Die Gemeinde Prinzhöfte müsse außerdem eine erforderliche Bauleitplanung auf den Weg bringen. In nichtöffentlicher Ratssitzung sei bereits ein Ingenieurbüro damit beauftragt worden. „Das kommt also nun auch in Gang. Ich hoffe, dass es keine Einwände gibt“, sagte Lehmkuhl.

Das Baugrundstück habe „ein bisschen Gefälle“, was die Planung aber nur geringfügig erschwere. Das Bauamt habe eine Fläche von 5 .000 Quadratmetern favorisiert. Die kleinere Grundstücksgröße und das Gefälle wären jedoch in den Augen des Bürgermeisters keine triftigen Gründe, den ins Auge gefassten Standort seitens der Samtgemeinde abzulehnen. „Wir mussten uns nun mal mit 4 000 Quadratmetern zufriedengeben. Ich denke, das sollte auch ausreichen“, sagte Lehmkuhl. Letztlich habe die Gemeinde Prinzhöfte ihre Hausaufgaben gemacht, unterstrich er.

Ein gemeinsames neues Feuerwehrhaus war den vormaligen Feuerwehren mit Grundausstattung in Klein Henstedt und Horstedt vor einigen Jahren zugesagt worden, als der Samtgemeinderat deren Auflösung und die (inzwischen längst vollzogene) Neugründung der Stützpunktfeuerwehr Prinzhöfte beschloss. Zumindest im Ergebnis kommt dieser Schritt einer Fusion gleich.

Die Fenster sind der „Bremser“

Im Zuge der Schützensaal-Sanierung in Horstedt seien die Gefache ausgemauert worden, leitete Hans-Hermann Lehmkuhl im Rat zu einem anderen Thema über. Die Klinker für die Außenanlage seien bestellt. Der Bremser, der ein rasches Maßnahmenende verhindere, seien die Fenster. Unklar ist, wann sie fertig sind und geliefert werden. „Wir wollten den Saal ja möglichst zum Schützenfest fertig haben. Recht schnell war uns aber klar, dass daraus nichts wird. Jetzt ist die Vollendung der Baumaßnahme bis zum Erntefest ins Auge gefasst, aber das hinzubekommen wird auch schon wieder schwierig“, äußerte sich der Bürgermeister.

» **Datensatzeinträge**:
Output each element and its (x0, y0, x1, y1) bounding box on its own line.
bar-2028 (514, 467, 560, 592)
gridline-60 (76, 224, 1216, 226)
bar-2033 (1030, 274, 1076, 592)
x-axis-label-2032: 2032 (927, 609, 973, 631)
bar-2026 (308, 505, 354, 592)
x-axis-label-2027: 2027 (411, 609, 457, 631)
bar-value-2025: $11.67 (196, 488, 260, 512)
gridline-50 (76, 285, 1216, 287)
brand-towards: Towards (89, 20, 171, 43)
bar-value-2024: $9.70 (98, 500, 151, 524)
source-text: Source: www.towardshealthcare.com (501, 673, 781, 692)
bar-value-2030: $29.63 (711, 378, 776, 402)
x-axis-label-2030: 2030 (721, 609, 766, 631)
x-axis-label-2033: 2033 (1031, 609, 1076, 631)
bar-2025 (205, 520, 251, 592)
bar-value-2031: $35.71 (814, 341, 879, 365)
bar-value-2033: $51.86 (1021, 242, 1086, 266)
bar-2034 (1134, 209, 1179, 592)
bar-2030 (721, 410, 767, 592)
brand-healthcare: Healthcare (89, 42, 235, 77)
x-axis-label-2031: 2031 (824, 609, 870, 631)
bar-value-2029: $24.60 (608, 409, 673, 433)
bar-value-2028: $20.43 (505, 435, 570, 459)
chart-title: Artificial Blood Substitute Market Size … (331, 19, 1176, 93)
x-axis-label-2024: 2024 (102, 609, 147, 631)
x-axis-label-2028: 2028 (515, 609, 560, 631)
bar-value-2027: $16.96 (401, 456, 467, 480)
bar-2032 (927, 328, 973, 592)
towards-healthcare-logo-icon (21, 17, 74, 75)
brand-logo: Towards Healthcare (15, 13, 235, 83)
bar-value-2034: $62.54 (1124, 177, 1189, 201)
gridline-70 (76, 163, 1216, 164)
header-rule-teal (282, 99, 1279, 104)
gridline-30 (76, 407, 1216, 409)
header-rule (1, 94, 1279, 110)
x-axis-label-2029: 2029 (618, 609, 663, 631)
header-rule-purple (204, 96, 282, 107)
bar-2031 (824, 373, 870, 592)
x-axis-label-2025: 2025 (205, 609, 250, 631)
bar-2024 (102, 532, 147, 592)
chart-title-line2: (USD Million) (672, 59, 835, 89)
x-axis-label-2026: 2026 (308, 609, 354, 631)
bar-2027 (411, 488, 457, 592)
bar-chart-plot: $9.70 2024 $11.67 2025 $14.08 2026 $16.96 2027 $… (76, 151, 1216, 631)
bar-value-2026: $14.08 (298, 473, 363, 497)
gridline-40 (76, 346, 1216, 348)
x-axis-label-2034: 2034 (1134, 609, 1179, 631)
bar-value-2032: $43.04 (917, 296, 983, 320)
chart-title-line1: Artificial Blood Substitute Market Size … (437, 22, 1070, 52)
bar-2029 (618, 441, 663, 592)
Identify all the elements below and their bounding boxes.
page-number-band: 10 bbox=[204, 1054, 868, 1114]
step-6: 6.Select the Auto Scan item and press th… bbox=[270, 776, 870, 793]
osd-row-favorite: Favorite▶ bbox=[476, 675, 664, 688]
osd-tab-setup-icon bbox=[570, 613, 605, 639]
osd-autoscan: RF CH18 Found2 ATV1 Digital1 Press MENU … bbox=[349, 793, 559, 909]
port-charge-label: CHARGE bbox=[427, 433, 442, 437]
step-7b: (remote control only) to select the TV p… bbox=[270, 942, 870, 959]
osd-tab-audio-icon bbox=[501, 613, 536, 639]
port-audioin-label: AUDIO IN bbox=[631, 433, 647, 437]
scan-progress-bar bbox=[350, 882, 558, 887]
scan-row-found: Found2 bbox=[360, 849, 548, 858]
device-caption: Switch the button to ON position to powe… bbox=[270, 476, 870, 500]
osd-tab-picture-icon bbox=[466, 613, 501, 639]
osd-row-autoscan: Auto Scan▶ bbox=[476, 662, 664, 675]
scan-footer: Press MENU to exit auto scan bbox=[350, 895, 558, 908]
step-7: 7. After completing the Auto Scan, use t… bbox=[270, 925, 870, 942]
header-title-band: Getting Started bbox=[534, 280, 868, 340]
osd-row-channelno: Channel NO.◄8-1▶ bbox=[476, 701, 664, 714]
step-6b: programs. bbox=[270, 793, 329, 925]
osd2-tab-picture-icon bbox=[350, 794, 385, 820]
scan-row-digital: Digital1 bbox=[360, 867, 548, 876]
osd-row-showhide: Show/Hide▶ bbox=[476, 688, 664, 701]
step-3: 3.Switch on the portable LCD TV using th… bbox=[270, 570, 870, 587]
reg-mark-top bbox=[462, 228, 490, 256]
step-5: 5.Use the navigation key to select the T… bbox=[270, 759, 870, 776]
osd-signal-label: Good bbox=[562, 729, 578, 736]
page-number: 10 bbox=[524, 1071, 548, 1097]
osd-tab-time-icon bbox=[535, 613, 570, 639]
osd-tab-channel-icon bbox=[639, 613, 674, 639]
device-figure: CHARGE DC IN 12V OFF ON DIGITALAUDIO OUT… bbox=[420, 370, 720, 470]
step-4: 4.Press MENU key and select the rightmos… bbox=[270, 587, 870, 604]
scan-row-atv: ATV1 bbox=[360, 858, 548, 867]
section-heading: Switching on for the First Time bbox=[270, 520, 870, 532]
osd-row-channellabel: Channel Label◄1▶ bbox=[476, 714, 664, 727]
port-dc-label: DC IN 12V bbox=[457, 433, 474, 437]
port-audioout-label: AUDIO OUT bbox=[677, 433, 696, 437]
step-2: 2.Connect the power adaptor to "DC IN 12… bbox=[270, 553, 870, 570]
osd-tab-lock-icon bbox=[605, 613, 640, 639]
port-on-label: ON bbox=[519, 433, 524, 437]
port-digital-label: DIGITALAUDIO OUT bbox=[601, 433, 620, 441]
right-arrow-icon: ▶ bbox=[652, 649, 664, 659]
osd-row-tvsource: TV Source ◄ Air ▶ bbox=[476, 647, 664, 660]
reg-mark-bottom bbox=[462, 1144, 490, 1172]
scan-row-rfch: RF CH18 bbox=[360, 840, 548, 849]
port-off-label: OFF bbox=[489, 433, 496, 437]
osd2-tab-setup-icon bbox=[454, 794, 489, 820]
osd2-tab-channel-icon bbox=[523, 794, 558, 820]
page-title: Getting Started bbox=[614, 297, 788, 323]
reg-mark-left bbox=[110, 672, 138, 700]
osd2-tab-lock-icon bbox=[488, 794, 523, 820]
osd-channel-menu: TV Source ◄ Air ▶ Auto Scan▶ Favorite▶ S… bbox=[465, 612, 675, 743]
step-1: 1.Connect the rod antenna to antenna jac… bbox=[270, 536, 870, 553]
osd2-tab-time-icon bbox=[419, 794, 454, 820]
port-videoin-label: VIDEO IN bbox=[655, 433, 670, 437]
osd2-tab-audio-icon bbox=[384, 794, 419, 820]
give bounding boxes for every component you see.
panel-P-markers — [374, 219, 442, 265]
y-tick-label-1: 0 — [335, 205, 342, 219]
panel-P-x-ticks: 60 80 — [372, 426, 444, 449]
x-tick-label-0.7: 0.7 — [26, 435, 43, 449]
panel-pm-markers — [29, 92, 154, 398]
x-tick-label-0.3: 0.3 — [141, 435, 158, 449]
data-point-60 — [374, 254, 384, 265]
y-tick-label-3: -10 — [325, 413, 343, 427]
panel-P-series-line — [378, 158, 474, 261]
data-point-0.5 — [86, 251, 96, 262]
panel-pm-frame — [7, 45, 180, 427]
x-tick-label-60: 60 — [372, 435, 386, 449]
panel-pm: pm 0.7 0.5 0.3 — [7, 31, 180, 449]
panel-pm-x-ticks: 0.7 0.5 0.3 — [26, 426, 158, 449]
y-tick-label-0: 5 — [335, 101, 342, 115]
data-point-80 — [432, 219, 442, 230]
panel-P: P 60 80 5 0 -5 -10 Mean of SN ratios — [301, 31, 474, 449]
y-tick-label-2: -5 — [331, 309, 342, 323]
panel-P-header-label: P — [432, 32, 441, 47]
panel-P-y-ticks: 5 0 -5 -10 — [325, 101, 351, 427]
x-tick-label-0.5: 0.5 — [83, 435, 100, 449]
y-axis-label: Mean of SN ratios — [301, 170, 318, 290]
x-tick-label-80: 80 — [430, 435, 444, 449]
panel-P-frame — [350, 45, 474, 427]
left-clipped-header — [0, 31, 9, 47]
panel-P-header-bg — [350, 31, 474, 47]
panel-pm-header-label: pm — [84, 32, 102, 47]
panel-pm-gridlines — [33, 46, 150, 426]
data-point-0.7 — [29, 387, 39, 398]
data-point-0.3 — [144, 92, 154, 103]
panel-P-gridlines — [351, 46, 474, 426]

» **Arbeitsauftrag 1**: Bis zu welchem Fest soll die Sanierung des Schützensaals in Horstedt laut dem Textauszug nun vollendet sein?
» **Arbeitsauftrag 2**: Gib bitte den Abschnitt des Textauszugs von „Das Baugrundstück habe“ bis „gemacht, unterstrich er.“ erneut wieder und ersetze darin „Bauamt“ durch „Planungsamt“.

» **Antwort 1**: Bis zum Erntefest.

» **Antwort 2**:
Das Baugrundstück habe „ein bisschen Gefälle“, was die Planung aber nur geringfügig erschwere. Das Planungsamt habe eine Fläche von 5 .000 Quadratmetern favorisiert. Die kleinere Grundstücksgröße und das Gefälle wären jedoch in den Augen des Bürgermeisters keine triftigen Gründe, den ins Auge gefassten Standort seitens der Samtgemeinde abzulehnen. „Wir mussten uns nun mal mit 4 000 Quadratmetern zufriedengeben. Ich denke, das sollte auch ausreichen“, sagte Lehmkuhl. Letztlich habe die Gemeinde Prinzhöfte ihre Hausaufgaben gemacht, unterstrich er.